==== GIVEN DATA ====

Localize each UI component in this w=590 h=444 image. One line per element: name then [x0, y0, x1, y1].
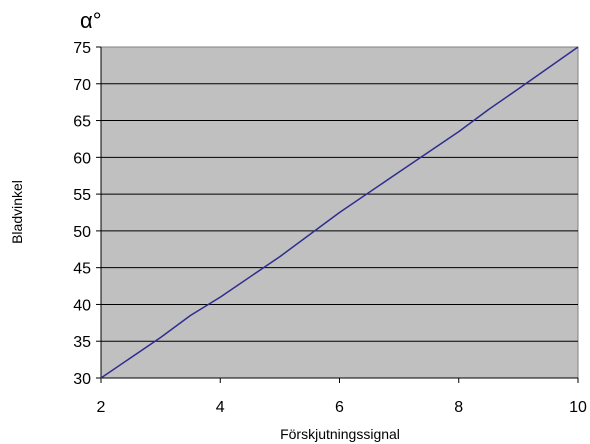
- y-tick-label-35: 35: [73, 334, 91, 351]
- y-tick-label-40: 40: [73, 297, 91, 314]
- y-tick-label-75: 75: [73, 40, 91, 57]
- series-layer: [100, 46, 579, 379]
- y-tick-label-55: 55: [73, 187, 91, 204]
- y-tick-label-30: 30: [73, 371, 91, 388]
- x-tick-label-6: 6: [335, 399, 344, 416]
- x-axis-title: Förskjutningssignal: [280, 426, 400, 442]
- x-tick-label-10: 10: [569, 399, 587, 416]
- gridlines: [101, 83, 578, 342]
- y-unit-label: α°: [80, 8, 102, 33]
- y-axis: 30 35 40 45 50 55 60 65 70 75: [73, 40, 102, 388]
- y-axis-title: Bladvinkel: [9, 180, 25, 244]
- x-tick-label-2: 2: [97, 399, 106, 416]
- y-tick-label-65: 65: [73, 114, 91, 131]
- y-tick-label-70: 70: [73, 77, 91, 94]
- x-tick-label-8: 8: [454, 399, 463, 416]
- y-tick-label-50: 50: [73, 224, 91, 241]
- y-tick-label-60: 60: [73, 150, 91, 167]
- y-tick-label-45: 45: [73, 261, 91, 278]
- series-line-0: [100, 46, 579, 379]
- x-axis: 2 4 6 8 10: [97, 377, 587, 416]
- x-tick-label-4: 4: [216, 399, 225, 416]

====

#### EXERCISE
Rewrite the data above with "gridlines" swapped for "grid-lines" and everything else unchanged. Leave the picture out of your answer.

#### OUTPUT FOR THIS EXERCISE
Localize each UI component in this w=590 h=444 image. One line per element: name then [x0, y0, x1, y1].
- y-tick-label-35: 35: [73, 334, 91, 351]
- y-tick-label-40: 40: [73, 297, 91, 314]
- y-tick-label-75: 75: [73, 40, 91, 57]
- series-layer: [100, 46, 579, 379]
- y-tick-label-55: 55: [73, 187, 91, 204]
- y-tick-label-30: 30: [73, 371, 91, 388]
- x-tick-label-6: 6: [335, 399, 344, 416]
- x-axis-title: Förskjutningssignal: [280, 426, 400, 442]
- x-tick-label-10: 10: [569, 399, 587, 416]
- grid-lines: [101, 83, 578, 342]
- y-unit-label: α°: [80, 8, 102, 33]
- y-axis: 30 35 40 45 50 55 60 65 70 75: [73, 40, 102, 388]
- y-axis-title: Bladvinkel: [9, 180, 25, 244]
- x-tick-label-2: 2: [97, 399, 106, 416]
- y-tick-label-65: 65: [73, 114, 91, 131]
- y-tick-label-70: 70: [73, 77, 91, 94]
- x-tick-label-8: 8: [454, 399, 463, 416]
- y-tick-label-50: 50: [73, 224, 91, 241]
- y-tick-label-60: 60: [73, 150, 91, 167]
- y-tick-label-45: 45: [73, 261, 91, 278]
- series-line-0: [100, 46, 579, 379]
- x-axis: 2 4 6 8 10: [97, 377, 587, 416]
- x-tick-label-4: 4: [216, 399, 225, 416]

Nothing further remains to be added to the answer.